DO THIS —
Answer these questions from the text on Iran and its regional allies below:
1. How many Israelis has Hezbollah forced to evacuate northern Israel?
2. In which three countries did the Iranian missile strikes of the last week take place?
3. How many people were killed in the Islamic State bombings in Kerman?

SOURCE TEXT —

________________________________________

Meanwhile, Hezbollah,
backed by Iran, has forced 100,000 Israelis to evacuate northern
Israel and has tied
down a substantial number of Israeli forces along the border.
Iran-supported
Yemeni Houthi rebels have trapped the United States in a
Catch-22 with
attacks on international shipping in the Red Sea.
Finally, Iranian
missile strikes in the last week in Iraq, Syria, and Pakistan reflect Iran’s
sense of having the upper hand rather than an intention to escalate regional
tensions. They signal Iran’s willingness to defend itself, even if it does not
want to see Gaza escalate into a regional conflagration.
The strikes
were in response to attacks on Iranian targets, including Islamic State bombings in the city of
Kerman that killed
94 people, the assassination in Syria of a senior
Revolutionary Guard commander, and an attack on an Iranian police station by a Pakistan-based jihadist group.
Overall, the
different hot spots suggest that hardliners are calling the shots for now.

________________________________________

RECORDS SUPPLIED —

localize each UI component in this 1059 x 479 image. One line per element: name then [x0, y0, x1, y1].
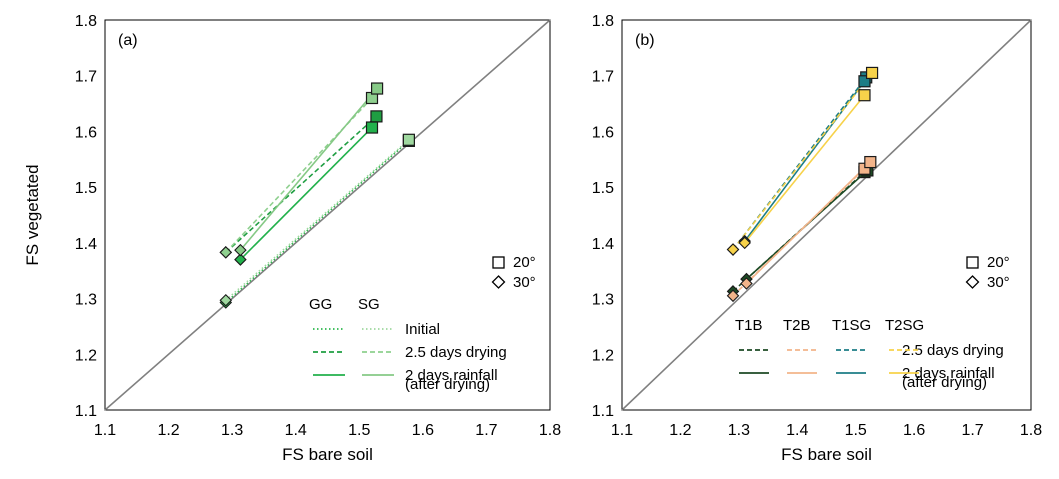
plot-frame	[621, 19, 1032, 411]
x-tick-label: 1.2	[157, 422, 179, 439]
x-tick-label: 1.2	[669, 422, 691, 439]
data-point-square	[365, 121, 379, 134]
y-tick-label: 1.2	[75, 347, 97, 364]
x-tick-label: 1.1	[94, 422, 116, 439]
series-line	[744, 80, 866, 242]
x-tick-label: 1.4	[285, 422, 307, 439]
data-point-square	[864, 155, 877, 169]
plot-frame	[104, 19, 551, 411]
legend-row-label: 2 days rainfall	[902, 365, 995, 382]
series-line	[732, 72, 873, 251]
x-tick-label: 1.5	[845, 422, 867, 439]
series-line	[225, 140, 410, 304]
series-line	[744, 94, 866, 244]
x-axis-title: FS bare soil	[282, 445, 373, 464]
data-point-diamond	[219, 293, 233, 307]
panel-a: 1.1 1.2 1.3 1.4 1.5 1.6 1.7 1.8 1.1 1.2 1.3 1.4 1.5 1…	[23, 13, 561, 464]
legend-column-header: T2B	[783, 317, 811, 334]
data-point-diamond	[234, 243, 247, 257]
y-tick-label: 1.4	[592, 236, 614, 253]
panel-b: 1.1 1.2 1.3 1.4 1.5 1.6 1.7 1.8 1.1 1.2 1.3 1.4 1.5 1…	[592, 13, 1042, 464]
legend-column-header: T2SG	[885, 317, 924, 334]
legend-row-label: 2 days rainfall	[405, 367, 498, 384]
panel-label: (b)	[635, 32, 655, 49]
x-tick-label: 1.3	[221, 422, 243, 439]
legend-column-header: T1SG	[832, 317, 871, 334]
x-tick-label: 1.8	[539, 422, 561, 439]
y-tick-label: 1.5	[75, 180, 97, 197]
y-tick-label: 1.1	[592, 403, 614, 420]
y-tick-label: 1.2	[592, 347, 614, 364]
legend-row-label: (after drying)	[902, 374, 987, 391]
x-tick-label: 1.6	[903, 422, 925, 439]
y-tick-label: 1.8	[75, 13, 97, 30]
one-to-one-line	[104, 19, 551, 411]
legend-diamond-marker	[491, 275, 506, 289]
legend-marker-label: 20°	[987, 254, 1010, 271]
y-axis-title: FS vegetated	[23, 164, 42, 265]
y-tick-label: 1.3	[75, 292, 97, 309]
y-tick-label: 1.6	[592, 124, 614, 141]
data-point-diamond	[234, 253, 247, 266]
y-tick-label: 1.5	[592, 180, 614, 197]
data-point-square	[370, 82, 384, 95]
one-to-one-line	[621, 19, 1032, 411]
y-tick-label: 1.1	[75, 403, 97, 420]
data-point-diamond	[726, 289, 740, 303]
legend-marker-label: 20°	[513, 254, 536, 271]
x-tick-label: 1.5	[348, 422, 370, 439]
legend-square-marker	[966, 256, 979, 269]
x-tick-label: 1.7	[961, 422, 983, 439]
data-point-square	[858, 89, 871, 102]
data-point-diamond	[740, 277, 753, 290]
data-point-square	[402, 133, 415, 146]
x-tick-label: 1.6	[412, 422, 434, 439]
x-tick-label: 1.4	[786, 422, 808, 439]
legend-square-marker	[492, 256, 505, 269]
y-tick-label: 1.4	[75, 236, 97, 253]
data-point-square	[370, 110, 383, 123]
x-tick-label: 1.3	[728, 422, 750, 439]
series-line	[225, 139, 410, 301]
legend-row-label: 2.5 days drying	[902, 342, 1004, 359]
legend-marker-label: 30°	[987, 274, 1010, 291]
x-tick-label: 1.8	[1020, 422, 1042, 439]
legend-marker-label: 30°	[513, 274, 536, 291]
data-point-square	[865, 66, 879, 80]
y-tick-label: 1.6	[75, 124, 97, 141]
y-tick-label: 1.8	[592, 13, 614, 30]
series-line	[745, 161, 871, 285]
legend-column-header: GG	[309, 296, 332, 313]
legend-column-header: T1B	[735, 317, 763, 334]
series-line	[239, 126, 373, 261]
y-tick-label: 1.7	[75, 69, 97, 86]
x-axis-title: FS bare soil	[781, 445, 872, 464]
data-point-diamond	[219, 246, 233, 259]
legend-diamond-marker	[965, 275, 980, 289]
data-point-diamond	[738, 236, 751, 250]
series-line	[239, 88, 378, 251]
legend-row-label: Initial	[405, 321, 440, 338]
series-line	[225, 115, 377, 253]
legend-row-label: (after drying)	[405, 376, 490, 393]
x-tick-label: 1.1	[611, 422, 633, 439]
legend-column-header: SG	[358, 296, 380, 313]
data-point-square	[858, 75, 871, 88]
y-tick-label: 1.3	[592, 292, 614, 309]
legend-row-label: 2.5 days drying	[405, 344, 507, 361]
panel-label: (a)	[118, 32, 138, 49]
y-tick-label: 1.7	[592, 69, 614, 86]
x-tick-label: 1.7	[475, 422, 497, 439]
data-point-diamond	[726, 243, 740, 256]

________________________________________

REPLY TO THE TASK —
1. 100,000
2. Iraq, Syria, and Pakistan
3. 94